**** DATA SHOWN ****
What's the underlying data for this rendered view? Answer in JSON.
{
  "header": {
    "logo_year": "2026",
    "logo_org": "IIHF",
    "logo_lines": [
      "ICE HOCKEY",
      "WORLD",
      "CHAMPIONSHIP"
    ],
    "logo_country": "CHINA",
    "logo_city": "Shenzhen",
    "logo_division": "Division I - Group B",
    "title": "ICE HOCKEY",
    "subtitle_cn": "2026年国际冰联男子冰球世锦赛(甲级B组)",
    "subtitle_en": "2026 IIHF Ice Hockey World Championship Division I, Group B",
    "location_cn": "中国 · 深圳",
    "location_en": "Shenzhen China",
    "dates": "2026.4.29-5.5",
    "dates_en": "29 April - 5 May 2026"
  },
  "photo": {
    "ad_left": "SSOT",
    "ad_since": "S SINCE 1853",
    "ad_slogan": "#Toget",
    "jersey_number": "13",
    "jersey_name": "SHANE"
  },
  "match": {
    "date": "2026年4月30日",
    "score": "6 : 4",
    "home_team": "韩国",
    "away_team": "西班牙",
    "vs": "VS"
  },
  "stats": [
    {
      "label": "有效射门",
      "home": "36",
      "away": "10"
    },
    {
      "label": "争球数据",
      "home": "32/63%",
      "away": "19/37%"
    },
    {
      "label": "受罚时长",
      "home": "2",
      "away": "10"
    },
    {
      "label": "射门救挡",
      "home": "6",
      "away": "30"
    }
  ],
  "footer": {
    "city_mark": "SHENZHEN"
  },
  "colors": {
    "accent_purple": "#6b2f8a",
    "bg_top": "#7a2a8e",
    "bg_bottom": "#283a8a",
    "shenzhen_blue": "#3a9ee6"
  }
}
****
**** DATA SHOWN ****
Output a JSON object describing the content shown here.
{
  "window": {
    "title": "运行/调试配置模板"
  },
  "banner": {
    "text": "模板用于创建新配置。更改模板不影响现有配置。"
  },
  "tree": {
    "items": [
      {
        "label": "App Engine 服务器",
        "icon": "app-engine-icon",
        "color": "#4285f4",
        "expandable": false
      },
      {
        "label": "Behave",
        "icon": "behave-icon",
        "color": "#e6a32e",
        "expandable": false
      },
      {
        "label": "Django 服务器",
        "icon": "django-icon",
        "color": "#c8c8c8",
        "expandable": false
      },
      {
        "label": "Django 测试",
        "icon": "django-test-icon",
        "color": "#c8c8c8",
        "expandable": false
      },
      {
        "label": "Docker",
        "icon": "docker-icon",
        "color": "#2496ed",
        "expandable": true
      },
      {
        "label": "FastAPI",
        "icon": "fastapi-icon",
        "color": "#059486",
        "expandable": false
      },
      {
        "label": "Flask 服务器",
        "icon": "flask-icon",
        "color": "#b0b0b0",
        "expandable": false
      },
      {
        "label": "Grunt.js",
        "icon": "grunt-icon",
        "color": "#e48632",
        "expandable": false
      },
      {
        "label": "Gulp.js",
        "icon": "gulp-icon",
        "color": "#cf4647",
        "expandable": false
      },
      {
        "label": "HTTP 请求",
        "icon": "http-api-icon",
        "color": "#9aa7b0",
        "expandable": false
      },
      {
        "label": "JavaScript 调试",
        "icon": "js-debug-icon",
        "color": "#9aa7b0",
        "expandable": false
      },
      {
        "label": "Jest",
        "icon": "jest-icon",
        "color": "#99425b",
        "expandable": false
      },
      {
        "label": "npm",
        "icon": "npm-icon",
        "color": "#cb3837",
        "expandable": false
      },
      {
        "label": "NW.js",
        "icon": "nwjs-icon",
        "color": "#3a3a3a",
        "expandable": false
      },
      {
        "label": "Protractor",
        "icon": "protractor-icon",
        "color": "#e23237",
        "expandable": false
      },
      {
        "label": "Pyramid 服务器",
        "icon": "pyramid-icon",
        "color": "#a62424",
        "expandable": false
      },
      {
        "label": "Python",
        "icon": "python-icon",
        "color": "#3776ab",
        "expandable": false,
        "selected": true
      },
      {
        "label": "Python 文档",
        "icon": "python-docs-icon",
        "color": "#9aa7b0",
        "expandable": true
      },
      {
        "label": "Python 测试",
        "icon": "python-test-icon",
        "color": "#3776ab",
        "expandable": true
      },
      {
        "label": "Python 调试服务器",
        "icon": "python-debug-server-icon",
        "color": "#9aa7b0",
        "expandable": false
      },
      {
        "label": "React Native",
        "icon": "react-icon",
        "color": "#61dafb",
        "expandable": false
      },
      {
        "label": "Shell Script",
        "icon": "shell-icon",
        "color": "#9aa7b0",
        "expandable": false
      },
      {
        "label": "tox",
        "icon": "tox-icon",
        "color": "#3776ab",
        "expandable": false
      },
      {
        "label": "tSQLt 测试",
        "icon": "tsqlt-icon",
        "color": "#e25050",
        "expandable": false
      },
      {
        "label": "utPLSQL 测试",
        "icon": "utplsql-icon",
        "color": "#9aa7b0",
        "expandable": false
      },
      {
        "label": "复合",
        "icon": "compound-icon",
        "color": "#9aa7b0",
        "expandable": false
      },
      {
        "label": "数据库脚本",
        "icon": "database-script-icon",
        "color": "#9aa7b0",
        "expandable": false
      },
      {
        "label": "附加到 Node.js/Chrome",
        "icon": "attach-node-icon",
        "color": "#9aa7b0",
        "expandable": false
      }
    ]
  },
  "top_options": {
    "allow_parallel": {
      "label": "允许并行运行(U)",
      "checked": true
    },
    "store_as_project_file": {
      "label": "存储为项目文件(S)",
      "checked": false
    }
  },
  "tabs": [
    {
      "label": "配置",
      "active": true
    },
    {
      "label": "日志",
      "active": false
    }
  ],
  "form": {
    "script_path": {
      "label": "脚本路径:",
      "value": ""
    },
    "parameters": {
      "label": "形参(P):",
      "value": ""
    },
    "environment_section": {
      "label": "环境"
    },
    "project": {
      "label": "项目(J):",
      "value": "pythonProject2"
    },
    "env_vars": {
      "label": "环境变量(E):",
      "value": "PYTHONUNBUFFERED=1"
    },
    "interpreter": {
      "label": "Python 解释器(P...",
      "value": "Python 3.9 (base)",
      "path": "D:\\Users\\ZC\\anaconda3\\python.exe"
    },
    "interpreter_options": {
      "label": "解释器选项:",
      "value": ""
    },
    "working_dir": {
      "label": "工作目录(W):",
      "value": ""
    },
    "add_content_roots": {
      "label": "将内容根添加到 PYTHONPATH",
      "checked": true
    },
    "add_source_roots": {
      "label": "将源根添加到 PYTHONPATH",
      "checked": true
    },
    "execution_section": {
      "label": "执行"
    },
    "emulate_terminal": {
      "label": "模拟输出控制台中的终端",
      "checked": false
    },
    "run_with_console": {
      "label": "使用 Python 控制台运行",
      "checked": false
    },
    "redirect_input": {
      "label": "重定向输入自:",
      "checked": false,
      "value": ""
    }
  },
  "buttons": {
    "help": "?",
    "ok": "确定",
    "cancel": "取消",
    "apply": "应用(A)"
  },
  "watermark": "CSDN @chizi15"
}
****
(GIVEN TASK):
From the listing above, copy every line that includes the word "IIHF".

(WRITTEN RESPONSE):
    "logo_org": "IIHF",
    "subtitle_en": "2026 IIHF Ice Hockey World Championship Division I, Group B",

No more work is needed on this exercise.